━━ DATA SUPPLIED
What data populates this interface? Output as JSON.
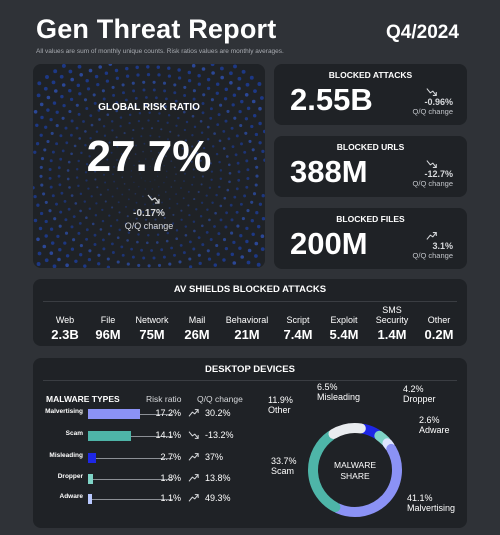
{
  "header": {
    "title": "Gen Threat Report",
    "period": "Q4/2024",
    "subtitle": "All values are sum of monthly unique counts. Risk ratios values are monthly averages."
  },
  "global_risk": {
    "label": "GLOBAL RISK RATIO",
    "value": "27.7%",
    "change": "-0.17%",
    "change_label": "Q/Q change"
  },
  "blocked_attacks": {
    "label": "BLOCKED ATTACKS",
    "value": "2.55B",
    "change": "-0.96%",
    "change_label": "Q/Q change"
  },
  "blocked_urls": {
    "label": "BLOCKED URLS",
    "value": "388M",
    "change": "-12.7%",
    "change_label": "Q/Q change"
  },
  "blocked_files": {
    "label": "BLOCKED FILES",
    "value": "200M",
    "change": "3.1%",
    "change_label": "Q/Q change"
  },
  "av_shields": {
    "title": "AV SHIELDS BLOCKED ATTACKS",
    "items": [
      {
        "name": "Web",
        "value": "2.3B"
      },
      {
        "name": "File",
        "value": "96M"
      },
      {
        "name": "Network",
        "value": "75M"
      },
      {
        "name": "Mail",
        "value": "26M"
      },
      {
        "name": "Behavioral",
        "value": "21M"
      },
      {
        "name": "Script",
        "value": "7.4M"
      },
      {
        "name": "Exploit",
        "value": "5.4M"
      },
      {
        "name": "SMS Security",
        "value": "1.4M"
      },
      {
        "name": "Other",
        "value": "0.2M"
      }
    ]
  },
  "desktop": {
    "title": "DESKTOP DEVICES",
    "malware_header": "MALWARE TYPES",
    "risk_header": "Risk ratio",
    "change_header": "Q/Q change",
    "malware_types": [
      {
        "name": "Malvertising",
        "risk": "17.2%",
        "risk_value": 17.2,
        "change": "30.2%",
        "color": "#8b92f5"
      },
      {
        "name": "Scam",
        "risk": "14.1%",
        "risk_value": 14.1,
        "change": "-13.2%",
        "color": "#4eb5a8"
      },
      {
        "name": "Misleading",
        "risk": "2.7%",
        "risk_value": 2.7,
        "change": "37%",
        "color": "#1e27e6"
      },
      {
        "name": "Dropper",
        "risk": "1.8%",
        "risk_value": 1.8,
        "change": "13.8%",
        "color": "#7fd4c7"
      },
      {
        "name": "Adware",
        "risk": "1.1%",
        "risk_value": 1.1,
        "change": "49.3%",
        "color": "#b9c9ff"
      }
    ],
    "share_label": "MALWARE SHARE",
    "share_label_line1": "MALWARE",
    "share_label_line2": "SHARE",
    "share": [
      {
        "name": "Malvertising",
        "pct": "41.1%",
        "value": 41.1,
        "color": "#8b92f5"
      },
      {
        "name": "Scam",
        "pct": "33.7%",
        "value": 33.7,
        "color": "#4eb5a8"
      },
      {
        "name": "Other",
        "pct": "11.9%",
        "value": 11.9,
        "color": "#e9ecef"
      },
      {
        "name": "Misleading",
        "pct": "6.5%",
        "value": 6.5,
        "color": "#1e27e6"
      },
      {
        "name": "Dropper",
        "pct": "4.2%",
        "value": 4.2,
        "color": "#7fd4c7"
      },
      {
        "name": "Adware",
        "pct": "2.6%",
        "value": 2.6,
        "color": "#dfe6ff"
      }
    ]
  }
}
━━━━
* **OBJECTIVE**
Transcribe the material exactly, keeping every word and none of the pictures.

* **RESULT OF THIS EXERCISE**
What data populates this interface? Output as JSON.
{
  "header": {
    "title": "Gen Threat Report",
    "period": "Q4/2024",
    "subtitle": "All values are sum of monthly unique counts. Risk ratios values are monthly averages."
  },
  "global_risk": {
    "label": "GLOBAL RISK RATIO",
    "value": "27.7%",
    "change": "-0.17%",
    "change_label": "Q/Q change"
  },
  "blocked_attacks": {
    "label": "BLOCKED ATTACKS",
    "value": "2.55B",
    "change": "-0.96%",
    "change_label": "Q/Q change"
  },
  "blocked_urls": {
    "label": "BLOCKED URLS",
    "value": "388M",
    "change": "-12.7%",
    "change_label": "Q/Q change"
  },
  "blocked_files": {
    "label": "BLOCKED FILES",
    "value": "200M",
    "change": "3.1%",
    "change_label": "Q/Q change"
  },
  "av_shields": {
    "title": "AV SHIELDS BLOCKED ATTACKS",
    "items": [
      {
        "name": "Web",
        "value": "2.3B"
      },
      {
        "name": "File",
        "value": "96M"
      },
      {
        "name": "Network",
        "value": "75M"
      },
      {
        "name": "Mail",
        "value": "26M"
      },
      {
        "name": "Behavioral",
        "value": "21M"
      },
      {
        "name": "Script",
        "value": "7.4M"
      },
      {
        "name": "Exploit",
        "value": "5.4M"
      },
      {
        "name": "SMS Security",
        "value": "1.4M"
      },
      {
        "name": "Other",
        "value": "0.2M"
      }
    ]
  },
  "desktop": {
    "title": "DESKTOP DEVICES",
    "malware_header": "MALWARE TYPES",
    "risk_header": "Risk ratio",
    "change_header": "Q/Q change",
    "malware_types": [
      {
        "name": "Malvertising",
        "risk": "17.2%",
        "risk_value": 17.2,
        "change": "30.2%",
        "color": "#8b92f5"
      },
      {
        "name": "Scam",
        "risk": "14.1%",
        "risk_value": 14.1,
        "change": "-13.2%",
        "color": "#4eb5a8"
      },
      {
        "name": "Misleading",
        "risk": "2.7%",
        "risk_value": 2.7,
        "change": "37%",
        "color": "#1e27e6"
      },
      {
        "name": "Dropper",
        "risk": "1.8%",
        "risk_value": 1.8,
        "change": "13.8%",
        "color": "#7fd4c7"
      },
      {
        "name": "Adware",
        "risk": "1.1%",
        "risk_value": 1.1,
        "change": "49.3%",
        "color": "#b9c9ff"
      }
    ],
    "share_label": "MALWARE SHARE",
    "share_label_line1": "MALWARE",
    "share_label_line2": "SHARE",
    "share": [
      {
        "name": "Malvertising",
        "pct": "41.1%",
        "value": 41.1,
        "color": "#8b92f5"
      },
      {
        "name": "Scam",
        "pct": "33.7%",
        "value": 33.7,
        "color": "#4eb5a8"
      },
      {
        "name": "Other",
        "pct": "11.9%",
        "value": 11.9,
        "color": "#e9ecef"
      },
      {
        "name": "Misleading",
        "pct": "6.5%",
        "value": 6.5,
        "color": "#1e27e6"
      },
      {
        "name": "Dropper",
        "pct": "4.2%",
        "value": 4.2,
        "color": "#7fd4c7"
      },
      {
        "name": "Adware",
        "pct": "2.6%",
        "value": 2.6,
        "color": "#dfe6ff"
      }
    ]
  }
}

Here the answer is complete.